» GIVEN EXERCISE: Write out the material below again, unchanged.

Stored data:
━━━━━━━━━━

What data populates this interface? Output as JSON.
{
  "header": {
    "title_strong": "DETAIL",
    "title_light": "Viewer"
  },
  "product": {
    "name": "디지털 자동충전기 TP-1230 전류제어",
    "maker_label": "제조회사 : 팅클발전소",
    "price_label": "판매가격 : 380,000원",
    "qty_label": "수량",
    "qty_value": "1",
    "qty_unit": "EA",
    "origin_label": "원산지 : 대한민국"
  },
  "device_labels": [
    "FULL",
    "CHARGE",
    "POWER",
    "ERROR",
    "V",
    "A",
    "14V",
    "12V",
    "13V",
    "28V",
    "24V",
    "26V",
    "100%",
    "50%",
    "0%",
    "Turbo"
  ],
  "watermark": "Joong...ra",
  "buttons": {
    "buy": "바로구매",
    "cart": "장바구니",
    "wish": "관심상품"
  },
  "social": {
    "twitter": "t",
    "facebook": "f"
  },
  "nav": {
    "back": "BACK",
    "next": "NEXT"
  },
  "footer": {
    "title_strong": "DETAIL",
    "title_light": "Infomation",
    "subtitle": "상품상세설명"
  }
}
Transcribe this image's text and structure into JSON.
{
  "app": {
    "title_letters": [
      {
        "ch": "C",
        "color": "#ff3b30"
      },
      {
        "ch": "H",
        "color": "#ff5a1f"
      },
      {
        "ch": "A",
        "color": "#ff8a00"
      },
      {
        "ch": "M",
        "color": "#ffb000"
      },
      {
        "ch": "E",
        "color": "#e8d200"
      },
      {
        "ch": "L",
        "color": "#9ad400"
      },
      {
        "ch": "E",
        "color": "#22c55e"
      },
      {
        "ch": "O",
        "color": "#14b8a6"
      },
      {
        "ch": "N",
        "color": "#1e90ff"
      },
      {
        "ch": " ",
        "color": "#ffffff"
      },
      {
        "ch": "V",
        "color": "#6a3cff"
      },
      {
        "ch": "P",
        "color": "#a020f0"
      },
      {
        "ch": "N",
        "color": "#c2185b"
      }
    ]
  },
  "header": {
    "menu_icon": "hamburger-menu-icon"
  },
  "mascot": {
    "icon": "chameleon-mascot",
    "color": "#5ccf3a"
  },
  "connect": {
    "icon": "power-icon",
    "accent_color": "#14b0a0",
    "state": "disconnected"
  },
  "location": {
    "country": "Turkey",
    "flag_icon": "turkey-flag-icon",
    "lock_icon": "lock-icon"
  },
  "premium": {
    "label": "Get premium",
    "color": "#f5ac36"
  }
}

━━━━━━━━━━

» WORKED SOLUTION:
What data populates this interface? Output as JSON.
{
  "header": {
    "title_strong": "DETAIL",
    "title_light": "Viewer"
  },
  "product": {
    "name": "디지털 자동충전기 TP-1230 전류제어",
    "maker_label": "제조회사 : 팅클발전소",
    "price_label": "판매가격 : 380,000원",
    "qty_label": "수량",
    "qty_value": "1",
    "qty_unit": "EA",
    "origin_label": "원산지 : 대한민국"
  },
  "device_labels": [
    "FULL",
    "CHARGE",
    "POWER",
    "ERROR",
    "V",
    "A",
    "14V",
    "12V",
    "13V",
    "28V",
    "24V",
    "26V",
    "100%",
    "50%",
    "0%",
    "Turbo"
  ],
  "watermark": "Joong...ra",
  "buttons": {
    "buy": "바로구매",
    "cart": "장바구니",
    "wish": "관심상품"
  },
  "social": {
    "twitter": "t",
    "facebook": "f"
  },
  "nav": {
    "back": "BACK",
    "next": "NEXT"
  },
  "footer": {
    "title_strong": "DETAIL",
    "title_light": "Infomation",
    "subtitle": "상품상세설명"
  }
}
Transcribe this image's text and structure into JSON.
{
  "app": {
    "title_letters": [
      {
        "ch": "C",
        "color": "#ff3b30"
      },
      {
        "ch": "H",
        "color": "#ff5a1f"
      },
      {
        "ch": "A",
        "color": "#ff8a00"
      },
      {
        "ch": "M",
        "color": "#ffb000"
      },
      {
        "ch": "E",
        "color": "#e8d200"
      },
      {
        "ch": "L",
        "color": "#9ad400"
      },
      {
        "ch": "E",
        "color": "#22c55e"
      },
      {
        "ch": "O",
        "color": "#14b8a6"
      },
      {
        "ch": "N",
        "color": "#1e90ff"
      },
      {
        "ch": " ",
        "color": "#ffffff"
      },
      {
        "ch": "V",
        "color": "#6a3cff"
      },
      {
        "ch": "P",
        "color": "#a020f0"
      },
      {
        "ch": "N",
        "color": "#c2185b"
      }
    ]
  },
  "header": {
    "menu_icon": "hamburger-menu-icon"
  },
  "mascot": {
    "icon": "chameleon-mascot",
    "color": "#5ccf3a"
  },
  "connect": {
    "icon": "power-icon",
    "accent_color": "#14b0a0",
    "state": "disconnected"
  },
  "location": {
    "country": "Turkey",
    "flag_icon": "turkey-flag-icon",
    "lock_icon": "lock-icon"
  },
  "premium": {
    "label": "Get premium",
    "color": "#f5ac36"
  }
}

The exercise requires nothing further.